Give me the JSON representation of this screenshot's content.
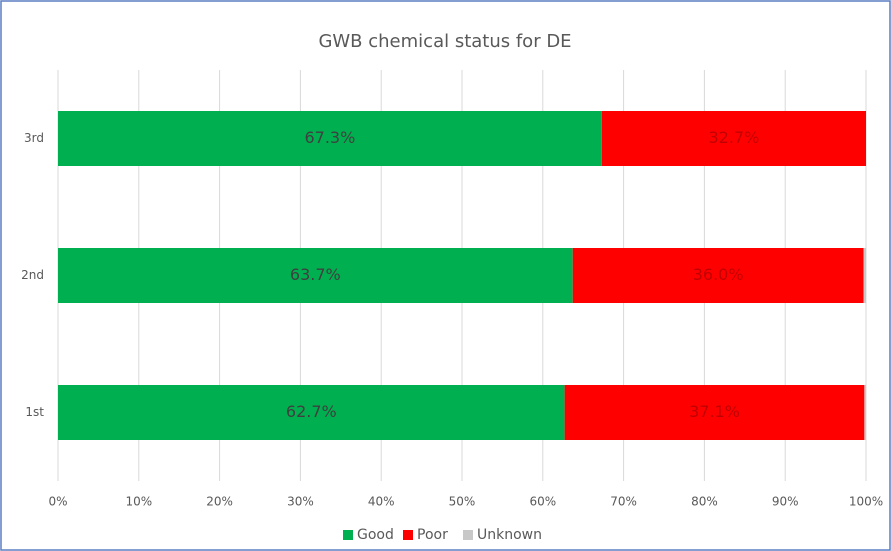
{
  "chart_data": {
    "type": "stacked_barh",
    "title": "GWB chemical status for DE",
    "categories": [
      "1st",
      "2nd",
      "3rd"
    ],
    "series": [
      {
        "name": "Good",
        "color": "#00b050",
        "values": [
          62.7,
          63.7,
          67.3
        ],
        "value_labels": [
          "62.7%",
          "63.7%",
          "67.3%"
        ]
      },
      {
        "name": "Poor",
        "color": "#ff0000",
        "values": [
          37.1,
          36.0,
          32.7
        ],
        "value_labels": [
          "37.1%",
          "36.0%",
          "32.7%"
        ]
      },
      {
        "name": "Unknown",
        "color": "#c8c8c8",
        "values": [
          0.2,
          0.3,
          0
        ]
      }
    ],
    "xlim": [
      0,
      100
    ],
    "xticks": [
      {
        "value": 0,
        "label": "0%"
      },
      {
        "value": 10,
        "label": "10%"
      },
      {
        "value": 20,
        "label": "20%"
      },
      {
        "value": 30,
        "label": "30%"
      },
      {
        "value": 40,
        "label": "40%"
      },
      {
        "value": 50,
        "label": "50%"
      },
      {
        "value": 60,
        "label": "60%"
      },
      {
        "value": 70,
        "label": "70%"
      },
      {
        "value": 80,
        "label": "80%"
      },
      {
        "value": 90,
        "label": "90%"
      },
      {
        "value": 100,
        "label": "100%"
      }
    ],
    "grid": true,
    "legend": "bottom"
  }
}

==

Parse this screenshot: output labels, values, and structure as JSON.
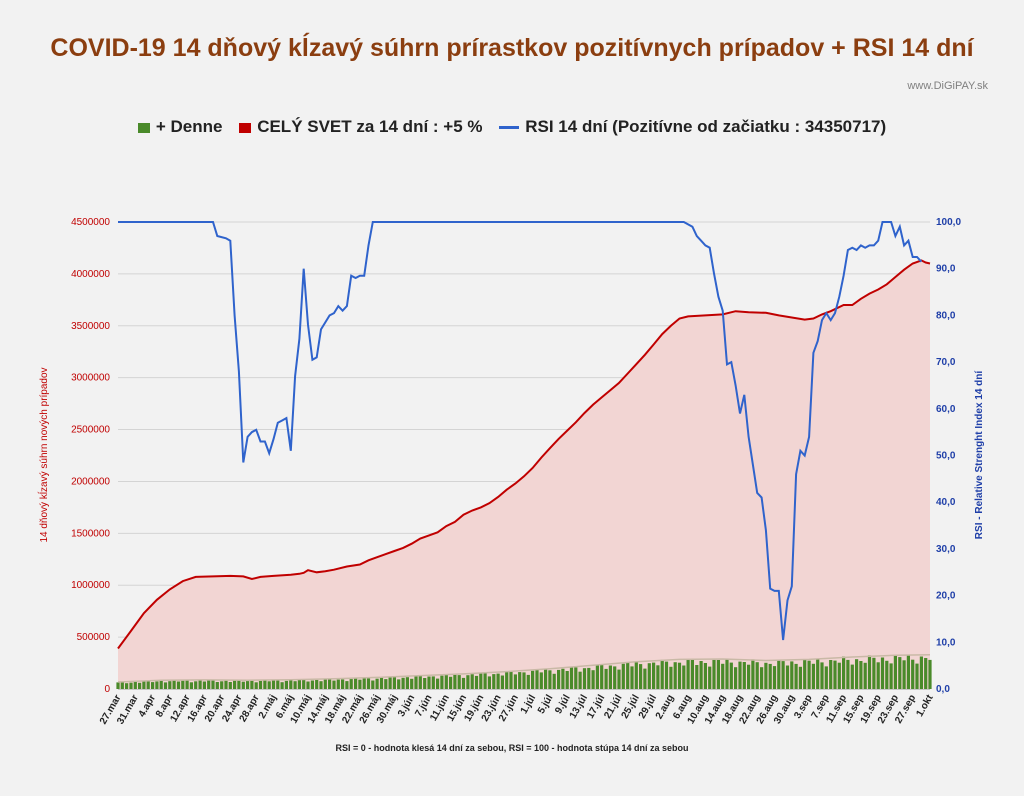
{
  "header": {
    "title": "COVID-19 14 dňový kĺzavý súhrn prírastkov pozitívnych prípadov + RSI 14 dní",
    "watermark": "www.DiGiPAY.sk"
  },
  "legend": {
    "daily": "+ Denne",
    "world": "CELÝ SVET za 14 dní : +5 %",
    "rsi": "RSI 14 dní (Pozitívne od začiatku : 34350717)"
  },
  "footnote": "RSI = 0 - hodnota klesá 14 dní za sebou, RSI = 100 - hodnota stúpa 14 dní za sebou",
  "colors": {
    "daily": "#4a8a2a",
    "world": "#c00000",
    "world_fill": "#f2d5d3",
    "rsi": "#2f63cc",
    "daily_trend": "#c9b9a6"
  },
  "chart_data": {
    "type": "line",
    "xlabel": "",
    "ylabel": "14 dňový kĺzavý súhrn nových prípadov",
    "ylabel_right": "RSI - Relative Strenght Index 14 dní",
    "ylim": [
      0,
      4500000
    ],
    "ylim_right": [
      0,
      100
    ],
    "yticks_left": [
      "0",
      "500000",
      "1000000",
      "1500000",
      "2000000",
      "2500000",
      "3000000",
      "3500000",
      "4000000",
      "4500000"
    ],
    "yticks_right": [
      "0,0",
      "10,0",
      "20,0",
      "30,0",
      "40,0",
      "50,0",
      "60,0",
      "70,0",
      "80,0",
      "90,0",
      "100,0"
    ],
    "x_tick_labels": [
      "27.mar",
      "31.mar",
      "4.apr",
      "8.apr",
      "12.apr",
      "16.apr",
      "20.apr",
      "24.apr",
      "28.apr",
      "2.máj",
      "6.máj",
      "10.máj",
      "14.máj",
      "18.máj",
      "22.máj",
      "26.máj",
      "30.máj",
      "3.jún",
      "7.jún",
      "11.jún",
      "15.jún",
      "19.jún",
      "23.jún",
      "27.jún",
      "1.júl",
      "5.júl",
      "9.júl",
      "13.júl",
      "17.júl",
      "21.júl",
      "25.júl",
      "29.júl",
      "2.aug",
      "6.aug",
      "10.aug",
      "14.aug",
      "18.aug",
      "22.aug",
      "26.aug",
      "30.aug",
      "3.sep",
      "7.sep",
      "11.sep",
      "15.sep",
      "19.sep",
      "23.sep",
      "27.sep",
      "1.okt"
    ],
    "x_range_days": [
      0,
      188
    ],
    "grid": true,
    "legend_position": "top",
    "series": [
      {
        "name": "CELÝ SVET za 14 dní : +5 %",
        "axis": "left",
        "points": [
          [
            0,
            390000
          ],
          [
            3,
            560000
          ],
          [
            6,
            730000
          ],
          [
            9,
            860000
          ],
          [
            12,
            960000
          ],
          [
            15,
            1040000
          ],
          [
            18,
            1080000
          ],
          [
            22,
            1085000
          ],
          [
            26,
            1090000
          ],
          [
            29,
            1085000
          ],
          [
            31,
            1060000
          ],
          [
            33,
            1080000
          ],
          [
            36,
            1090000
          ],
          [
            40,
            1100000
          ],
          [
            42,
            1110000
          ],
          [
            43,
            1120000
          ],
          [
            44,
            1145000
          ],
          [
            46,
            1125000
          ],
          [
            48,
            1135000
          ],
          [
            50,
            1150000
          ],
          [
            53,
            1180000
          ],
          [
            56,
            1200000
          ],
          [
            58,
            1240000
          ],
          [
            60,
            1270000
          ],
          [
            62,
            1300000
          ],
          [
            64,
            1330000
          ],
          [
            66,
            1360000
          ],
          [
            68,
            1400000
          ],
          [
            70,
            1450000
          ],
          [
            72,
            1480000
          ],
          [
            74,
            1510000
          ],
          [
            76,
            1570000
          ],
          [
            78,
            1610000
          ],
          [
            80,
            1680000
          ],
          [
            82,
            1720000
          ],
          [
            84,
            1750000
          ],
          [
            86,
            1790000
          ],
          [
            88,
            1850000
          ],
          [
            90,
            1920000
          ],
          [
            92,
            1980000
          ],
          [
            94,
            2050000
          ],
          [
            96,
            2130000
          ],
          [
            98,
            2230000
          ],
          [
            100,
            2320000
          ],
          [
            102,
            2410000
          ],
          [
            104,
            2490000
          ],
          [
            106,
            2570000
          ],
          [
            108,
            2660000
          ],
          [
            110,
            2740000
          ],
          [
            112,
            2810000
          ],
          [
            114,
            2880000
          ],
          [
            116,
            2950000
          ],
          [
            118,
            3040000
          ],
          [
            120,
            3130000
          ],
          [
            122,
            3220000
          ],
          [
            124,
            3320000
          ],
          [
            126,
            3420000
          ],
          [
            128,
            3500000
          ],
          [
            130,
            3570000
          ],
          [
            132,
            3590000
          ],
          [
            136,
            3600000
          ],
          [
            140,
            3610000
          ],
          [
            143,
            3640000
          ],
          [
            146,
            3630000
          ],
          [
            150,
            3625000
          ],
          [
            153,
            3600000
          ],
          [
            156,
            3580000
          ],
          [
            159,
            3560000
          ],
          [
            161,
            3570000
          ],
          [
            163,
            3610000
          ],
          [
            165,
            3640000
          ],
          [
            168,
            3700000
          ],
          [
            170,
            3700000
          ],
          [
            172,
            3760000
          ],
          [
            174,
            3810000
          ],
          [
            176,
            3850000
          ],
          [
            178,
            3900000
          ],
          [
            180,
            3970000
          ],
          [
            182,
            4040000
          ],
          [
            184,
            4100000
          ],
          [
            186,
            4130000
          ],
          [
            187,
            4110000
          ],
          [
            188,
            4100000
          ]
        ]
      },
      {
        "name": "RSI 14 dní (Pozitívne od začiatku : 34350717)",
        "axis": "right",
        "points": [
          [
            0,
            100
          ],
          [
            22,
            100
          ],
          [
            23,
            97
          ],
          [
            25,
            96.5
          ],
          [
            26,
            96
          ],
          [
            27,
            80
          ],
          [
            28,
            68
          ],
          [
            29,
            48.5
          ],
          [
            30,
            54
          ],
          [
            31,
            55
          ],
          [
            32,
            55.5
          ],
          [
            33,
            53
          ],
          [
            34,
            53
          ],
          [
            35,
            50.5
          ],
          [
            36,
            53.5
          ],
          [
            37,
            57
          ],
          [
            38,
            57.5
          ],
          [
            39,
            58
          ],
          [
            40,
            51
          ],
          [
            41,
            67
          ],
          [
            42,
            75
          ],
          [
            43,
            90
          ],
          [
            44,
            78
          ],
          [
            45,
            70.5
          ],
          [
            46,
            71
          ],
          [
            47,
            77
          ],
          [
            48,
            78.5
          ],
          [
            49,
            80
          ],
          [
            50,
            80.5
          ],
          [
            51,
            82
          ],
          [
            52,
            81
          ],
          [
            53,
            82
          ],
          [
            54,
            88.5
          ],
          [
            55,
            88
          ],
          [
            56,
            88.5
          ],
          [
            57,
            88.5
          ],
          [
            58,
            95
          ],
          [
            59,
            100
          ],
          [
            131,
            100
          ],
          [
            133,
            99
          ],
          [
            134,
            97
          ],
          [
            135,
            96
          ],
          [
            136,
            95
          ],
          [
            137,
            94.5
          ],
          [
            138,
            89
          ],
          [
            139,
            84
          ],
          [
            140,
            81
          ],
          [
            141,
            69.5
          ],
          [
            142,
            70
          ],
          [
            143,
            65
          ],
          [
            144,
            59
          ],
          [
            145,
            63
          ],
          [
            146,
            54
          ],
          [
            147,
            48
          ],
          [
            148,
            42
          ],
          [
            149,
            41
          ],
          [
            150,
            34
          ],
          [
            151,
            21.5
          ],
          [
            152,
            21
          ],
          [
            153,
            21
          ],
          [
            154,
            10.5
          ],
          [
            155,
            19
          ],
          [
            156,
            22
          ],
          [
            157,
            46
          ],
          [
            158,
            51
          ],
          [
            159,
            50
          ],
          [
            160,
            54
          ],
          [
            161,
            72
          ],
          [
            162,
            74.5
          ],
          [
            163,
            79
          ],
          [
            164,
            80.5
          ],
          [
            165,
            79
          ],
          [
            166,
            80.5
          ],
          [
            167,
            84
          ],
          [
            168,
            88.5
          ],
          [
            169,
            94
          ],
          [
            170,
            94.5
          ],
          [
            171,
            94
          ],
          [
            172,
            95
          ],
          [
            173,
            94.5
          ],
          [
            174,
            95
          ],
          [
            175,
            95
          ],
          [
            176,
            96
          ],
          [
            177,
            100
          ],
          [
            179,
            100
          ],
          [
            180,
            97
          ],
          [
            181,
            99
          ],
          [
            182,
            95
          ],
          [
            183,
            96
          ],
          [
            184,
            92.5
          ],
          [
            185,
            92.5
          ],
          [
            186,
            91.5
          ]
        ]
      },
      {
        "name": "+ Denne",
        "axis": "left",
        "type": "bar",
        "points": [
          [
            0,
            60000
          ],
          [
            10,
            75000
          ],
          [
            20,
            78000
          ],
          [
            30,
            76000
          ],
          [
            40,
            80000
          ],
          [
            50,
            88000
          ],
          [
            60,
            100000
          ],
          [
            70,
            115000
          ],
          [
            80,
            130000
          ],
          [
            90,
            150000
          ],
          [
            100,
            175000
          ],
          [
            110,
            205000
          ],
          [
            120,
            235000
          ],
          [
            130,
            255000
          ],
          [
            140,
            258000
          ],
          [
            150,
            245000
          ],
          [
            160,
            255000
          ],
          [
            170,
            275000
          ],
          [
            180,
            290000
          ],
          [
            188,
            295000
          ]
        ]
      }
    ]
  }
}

### Short task
Copy out each line in the listing that has the word "title".

### Reply to the exercise
    "title": "GWB chemical status for DE",
    "title": "COVID-19 14 dňový kĺzavý súhrn prírastkov pozitívnych prípadov + RSI 14 dní",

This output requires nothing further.